**What to produce:**
Pictures appear in the records below; write out everything else exactly.
** START Recorded information **
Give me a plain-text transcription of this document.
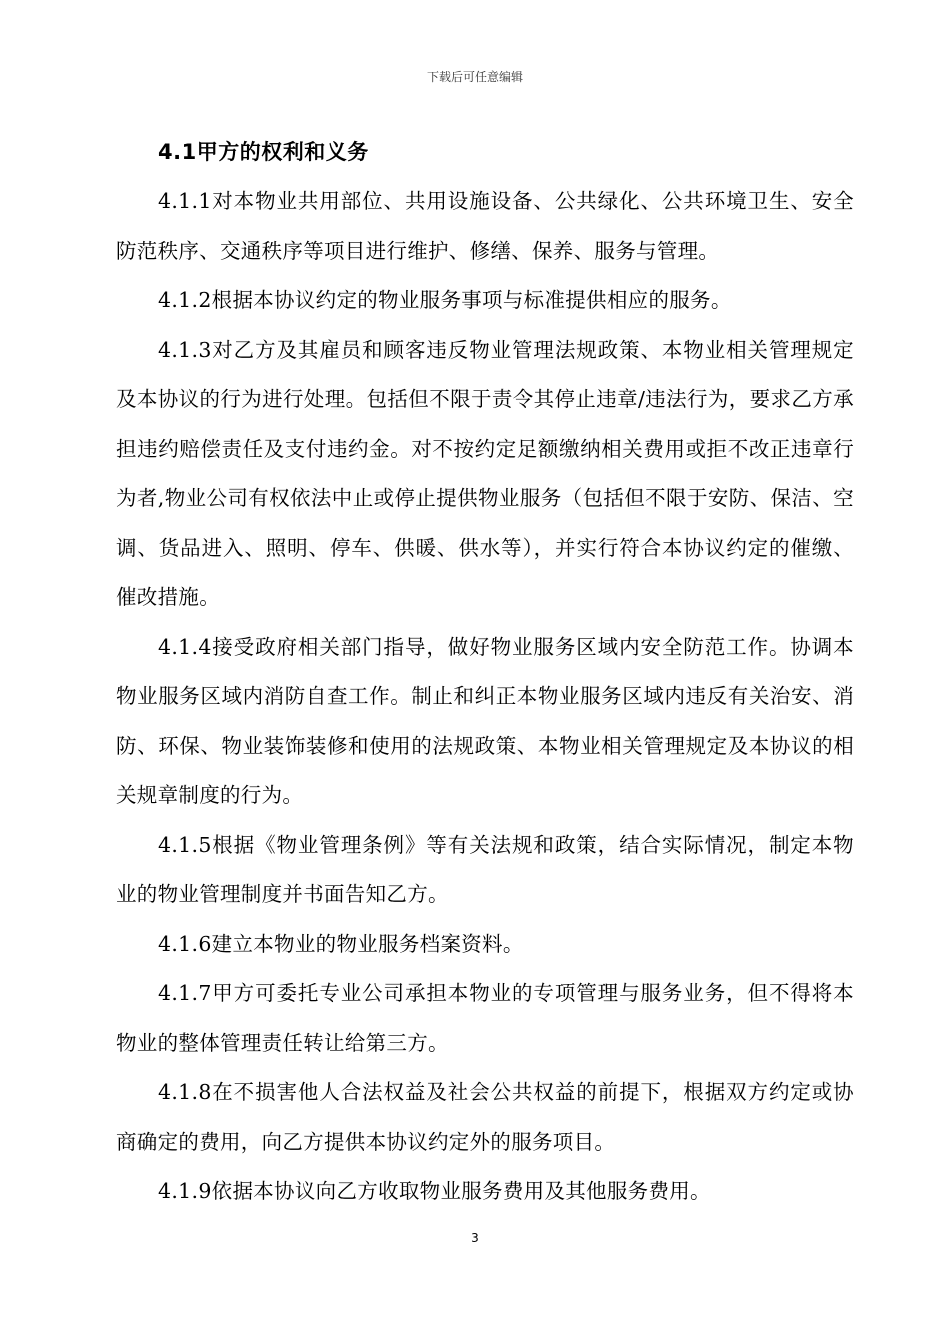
下载后可任意编辑
4.1甲方的权利和义务

4.1.1对本物业共用部位、共用设施设备、公共绿化、公共环境卫生、安全防范秩序、交通秩序等项目进行维护、修缮、保养、服务与管理。

4.1.2根据本协议约定的物业服务事项与标准提供相应的服务。

4.1.3对乙方及其雇员和顾客违反物业管理法规政策、本物业相关管理规定及本协议的行为进行处理。包括但不限于责令其停止违章/违法行为，要求乙方承担违约赔偿责任及支付违约金。对不按约定足额缴纳相关费用或拒不改正违章行为者,物业公司有权依法中止或停止提供物业服务（包括但不限于安防、保洁、空调、货品进入、照明、停车、供暖、供水等），并实行符合本协议约定的催缴、催改措施。

4.1.4接受政府相关部门指导，做好物业服务区域内安全防范工作。协调本物业服务区域内消防自查工作。制止和纠正本物业服务区域内违反有关治安、消防、环保、物业装饰装修和使用的法规政策、本物业相关管理规定及本协议的相关规章制度的行为。

4.1.5根据《物业管理条例》等有关法规和政策，结合实际情况，制定本物业的物业管理制度并书面告知乙方。

4.1.6建立本物业的物业服务档案资料。

4.1.7甲方可委托专业公司承担本物业的专项管理与服务业务，但不得将本物业的整体管理责任转让给第三方。

4.1.8在不损害他人合法权益及社会公共权益的前提下，根据双方约定或协商确定的费用，向乙方提供本协议约定外的服务项目。

4.1.9依据本协议向乙方收取物业服务费用及其他服务费用。

3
** END Recorded information **
**Result:**
Give me a plain-text transcription of this document.
下载后可任意编辑
4.1甲方的权利和义务

4.1.1对本物业共用部位、共用设施设备、公共绿化、公共环境卫生、安全防范秩序、交通秩序等项目进行维护、修缮、保养、服务与管理。

4.1.2根据本协议约定的物业服务事项与标准提供相应的服务。

4.1.3对乙方及其雇员和顾客违反物业管理法规政策、本物业相关管理规定及本协议的行为进行处理。包括但不限于责令其停止违章/违法行为，要求乙方承担违约赔偿责任及支付违约金。对不按约定足额缴纳相关费用或拒不改正违章行为者,物业公司有权依法中止或停止提供物业服务（包括但不限于安防、保洁、空调、货品进入、照明、停车、供暖、供水等），并实行符合本协议约定的催缴、催改措施。

4.1.4接受政府相关部门指导，做好物业服务区域内安全防范工作。协调本物业服务区域内消防自查工作。制止和纠正本物业服务区域内违反有关治安、消防、环保、物业装饰装修和使用的法规政策、本物业相关管理规定及本协议的相关规章制度的行为。

4.1.5根据《物业管理条例》等有关法规和政策，结合实际情况，制定本物业的物业管理制度并书面告知乙方。

4.1.6建立本物业的物业服务档案资料。

4.1.7甲方可委托专业公司承担本物业的专项管理与服务业务，但不得将本物业的整体管理责任转让给第三方。

4.1.8在不损害他人合法权益及社会公共权益的前提下，根据双方约定或协商确定的费用，向乙方提供本协议约定外的服务项目。

4.1.9依据本协议向乙方收取物业服务费用及其他服务费用。

3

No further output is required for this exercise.